Aim of the exercise >>
Retype the records below word for word and omit any image.

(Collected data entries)
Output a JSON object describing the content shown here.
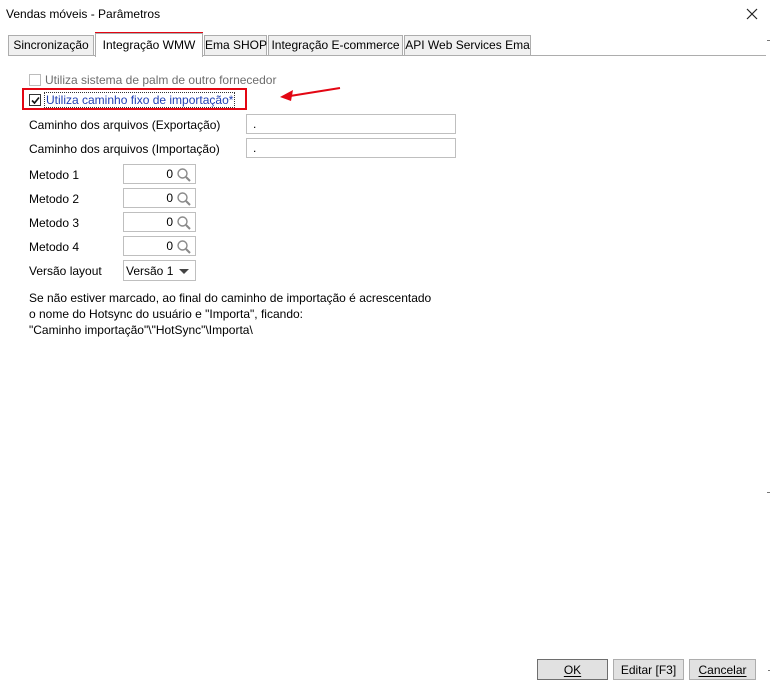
{
  "window": {
    "title": "Vendas móveis - Parâmetros",
    "close_glyph": "✕"
  },
  "tabs": [
    {
      "label": "Sincronização"
    },
    {
      "label": "Integração WMW",
      "active": true
    },
    {
      "label": "Ema SHOP"
    },
    {
      "label": "Integração E-commerce"
    },
    {
      "label": "API Web Services Ema"
    }
  ],
  "form": {
    "palm_checkbox": {
      "label": "Utiliza sistema de palm de outro fornecedor",
      "checked": false,
      "enabled": false
    },
    "fixed_path_checkbox": {
      "label": "Utiliza caminho fixo de importação*",
      "checked": true
    },
    "export_path": {
      "label": "Caminho dos arquivos (Exportação)",
      "value": "."
    },
    "import_path": {
      "label": "Caminho dos arquivos (Importação)",
      "value": "."
    },
    "metodos": [
      {
        "label": "Metodo 1",
        "value": "0"
      },
      {
        "label": "Metodo 2",
        "value": "0"
      },
      {
        "label": "Metodo 3",
        "value": "0"
      },
      {
        "label": "Metodo 4",
        "value": "0"
      }
    ],
    "layout_version": {
      "label": "Versão layout",
      "value": "Versão 1"
    }
  },
  "info_text": "Se não estiver marcado, ao final do caminho de importação é acrescentado\no nome do Hotsync do usuário e \"Importa\", ficando:\n\"Caminho importação\"\\\"HotSync\"\\Importa\\",
  "buttons": {
    "ok": "OK",
    "edit": "Editar [F3]",
    "cancel": "Cancelar"
  },
  "colors": {
    "highlight": "#e30613",
    "focus_text": "#1f3fb4"
  }
}
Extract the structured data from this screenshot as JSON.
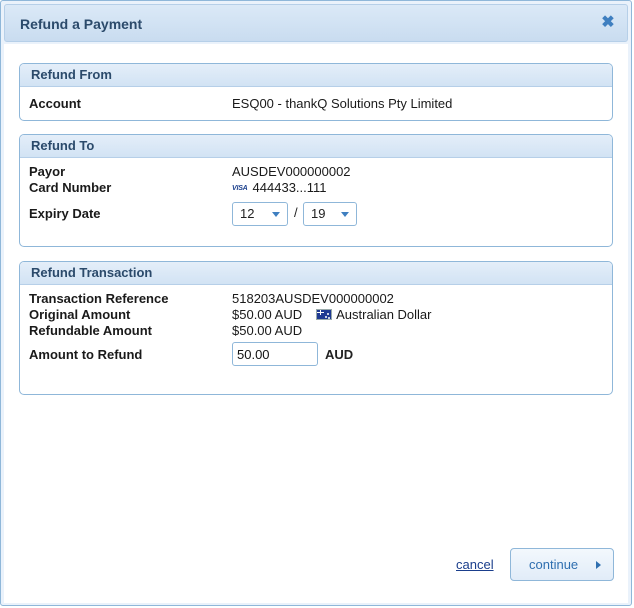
{
  "dialog": {
    "title": "Refund a Payment",
    "close_icon": "close-icon",
    "close_glyph": "✖"
  },
  "refund_from": {
    "header": "Refund From",
    "account_label": "Account",
    "account_value": "ESQ00 - thankQ Solutions Pty Limited"
  },
  "refund_to": {
    "header": "Refund To",
    "payor_label": "Payor",
    "payor_value": "AUSDEV000000002",
    "card_label": "Card Number",
    "card_brand": "VISA",
    "card_value": "444433...111",
    "expiry_label": "Expiry Date",
    "expiry_month": "12",
    "expiry_separator": "/",
    "expiry_year": "19"
  },
  "refund_transaction": {
    "header": "Refund Transaction",
    "ref_label": "Transaction Reference",
    "ref_value": "518203AUSDEV000000002",
    "original_label": "Original Amount",
    "original_value": "$50.00 AUD",
    "currency_name": "Australian Dollar",
    "refundable_label": "Refundable Amount",
    "refundable_value": "$50.00 AUD",
    "amount_label": "Amount to Refund",
    "amount_value": "50.00",
    "amount_currency": "AUD"
  },
  "actions": {
    "cancel_label": "cancel",
    "continue_label": "continue"
  },
  "colors": {
    "accent": "#3f7fc0",
    "border": "#8fb7d9",
    "header_text": "#2b4a6b"
  }
}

Completed exercise >>
Output a JSON object describing the content shown here.
{
  "window": {
    "title": "Vendas móveis - Parâmetros",
    "close_glyph": "✕"
  },
  "tabs": [
    {
      "label": "Sincronização"
    },
    {
      "label": "Integração WMW",
      "active": true
    },
    {
      "label": "Ema SHOP"
    },
    {
      "label": "Integração E-commerce"
    },
    {
      "label": "API Web Services Ema"
    }
  ],
  "form": {
    "palm_checkbox": {
      "label": "Utiliza sistema de palm de outro fornecedor",
      "checked": false,
      "enabled": false
    },
    "fixed_path_checkbox": {
      "label": "Utiliza caminho fixo de importação*",
      "checked": true
    },
    "export_path": {
      "label": "Caminho dos arquivos (Exportação)",
      "value": "."
    },
    "import_path": {
      "label": "Caminho dos arquivos (Importação)",
      "value": "."
    },
    "metodos": [
      {
        "label": "Metodo 1",
        "value": "0"
      },
      {
        "label": "Metodo 2",
        "value": "0"
      },
      {
        "label": "Metodo 3",
        "value": "0"
      },
      {
        "label": "Metodo 4",
        "value": "0"
      }
    ],
    "layout_version": {
      "label": "Versão layout",
      "value": "Versão 1"
    }
  },
  "info_text": "Se não estiver marcado, ao final do caminho de importação é acrescentado\no nome do Hotsync do usuário e \"Importa\", ficando:\n\"Caminho importação\"\\\"HotSync\"\\Importa\\",
  "buttons": {
    "ok": "OK",
    "edit": "Editar [F3]",
    "cancel": "Cancelar"
  },
  "colors": {
    "highlight": "#e30613",
    "focus_text": "#1f3fb4"
  }
}
Extract the structured data from this screenshot as JSON.
{
  "dialog": {
    "title": "Refund a Payment",
    "close_icon": "close-icon",
    "close_glyph": "✖"
  },
  "refund_from": {
    "header": "Refund From",
    "account_label": "Account",
    "account_value": "ESQ00 - thankQ Solutions Pty Limited"
  },
  "refund_to": {
    "header": "Refund To",
    "payor_label": "Payor",
    "payor_value": "AUSDEV000000002",
    "card_label": "Card Number",
    "card_brand": "VISA",
    "card_value": "444433...111",
    "expiry_label": "Expiry Date",
    "expiry_month": "12",
    "expiry_separator": "/",
    "expiry_year": "19"
  },
  "refund_transaction": {
    "header": "Refund Transaction",
    "ref_label": "Transaction Reference",
    "ref_value": "518203AUSDEV000000002",
    "original_label": "Original Amount",
    "original_value": "$50.00 AUD",
    "currency_name": "Australian Dollar",
    "refundable_label": "Refundable Amount",
    "refundable_value": "$50.00 AUD",
    "amount_label": "Amount to Refund",
    "amount_value": "50.00",
    "amount_currency": "AUD"
  },
  "actions": {
    "cancel_label": "cancel",
    "continue_label": "continue"
  },
  "colors": {
    "accent": "#3f7fc0",
    "border": "#8fb7d9",
    "header_text": "#2b4a6b"
  }
}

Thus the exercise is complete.